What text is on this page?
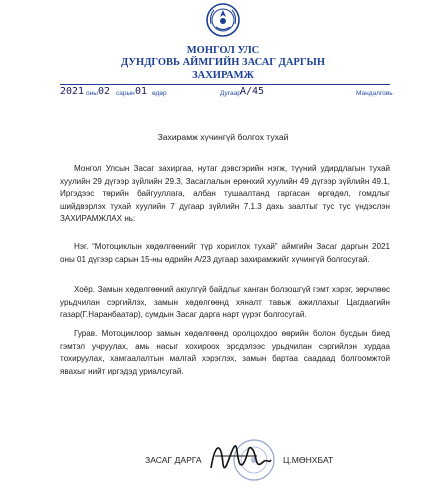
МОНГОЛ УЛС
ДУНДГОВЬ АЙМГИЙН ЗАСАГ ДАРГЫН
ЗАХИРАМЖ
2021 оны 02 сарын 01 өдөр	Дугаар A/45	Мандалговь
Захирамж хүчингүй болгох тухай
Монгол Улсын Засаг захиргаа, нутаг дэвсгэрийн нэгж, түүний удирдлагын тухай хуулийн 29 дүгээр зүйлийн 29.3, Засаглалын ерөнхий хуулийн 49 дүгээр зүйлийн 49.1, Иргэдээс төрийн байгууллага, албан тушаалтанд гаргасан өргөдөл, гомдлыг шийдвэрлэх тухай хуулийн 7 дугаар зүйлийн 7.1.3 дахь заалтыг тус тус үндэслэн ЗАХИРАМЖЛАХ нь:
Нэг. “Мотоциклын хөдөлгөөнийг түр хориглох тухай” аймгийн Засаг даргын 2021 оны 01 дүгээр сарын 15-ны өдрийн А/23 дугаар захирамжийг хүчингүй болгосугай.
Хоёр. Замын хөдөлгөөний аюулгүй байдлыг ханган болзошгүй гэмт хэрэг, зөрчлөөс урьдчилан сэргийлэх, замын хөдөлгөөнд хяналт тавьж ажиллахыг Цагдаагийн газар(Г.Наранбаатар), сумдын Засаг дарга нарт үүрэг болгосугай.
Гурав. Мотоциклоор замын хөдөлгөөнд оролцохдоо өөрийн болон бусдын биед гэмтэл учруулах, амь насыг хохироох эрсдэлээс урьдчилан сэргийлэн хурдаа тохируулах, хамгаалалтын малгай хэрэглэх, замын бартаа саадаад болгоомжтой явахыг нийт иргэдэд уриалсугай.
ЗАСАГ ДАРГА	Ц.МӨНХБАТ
────────
### WORK TO COMPLETE
Restate the data above exactly, stripping out each image.

### RIGHT ANSWER
What text is on this page?
МОНГОЛ УЛС
ДУНДГОВЬ АЙМГИЙН ЗАСАГ ДАРГЫН
ЗАХИРАМЖ
2021 оны 02 сарын 01 өдөр	Дугаар A/45	Мандалговь
Захирамж хүчингүй болгох тухай
Монгол Улсын Засаг захиргаа, нутаг дэвсгэрийн нэгж, түүний удирдлагын тухай хуулийн 29 дүгээр зүйлийн 29.3, Засаглалын ерөнхий хуулийн 49 дүгээр зүйлийн 49.1, Иргэдээс төрийн байгууллага, албан тушаалтанд гаргасан өргөдөл, гомдлыг шийдвэрлэх тухай хуулийн 7 дугаар зүйлийн 7.1.3 дахь заалтыг тус тус үндэслэн ЗАХИРАМЖЛАХ нь:
Нэг. “Мотоциклын хөдөлгөөнийг түр хориглох тухай” аймгийн Засаг даргын 2021 оны 01 дүгээр сарын 15-ны өдрийн А/23 дугаар захирамжийг хүчингүй болгосугай.
Хоёр. Замын хөдөлгөөний аюулгүй байдлыг ханган болзошгүй гэмт хэрэг, зөрчлөөс урьдчилан сэргийлэх, замын хөдөлгөөнд хяналт тавьж ажиллахыг Цагдаагийн газар(Г.Наранбаатар), сумдын Засаг дарга нарт үүрэг болгосугай.
Гурав. Мотоциклоор замын хөдөлгөөнд оролцохдоо өөрийн болон бусдын биед гэмтэл учруулах, амь насыг хохироох эрсдэлээс урьдчилан сэргийлэн хурдаа тохируулах, хамгаалалтын малгай хэрэглэх, замын бартаа саадаад болгоомжтой явахыг нийт иргэдэд уриалсугай.
ЗАСАГ ДАРГА	Ц.МӨНХБАТ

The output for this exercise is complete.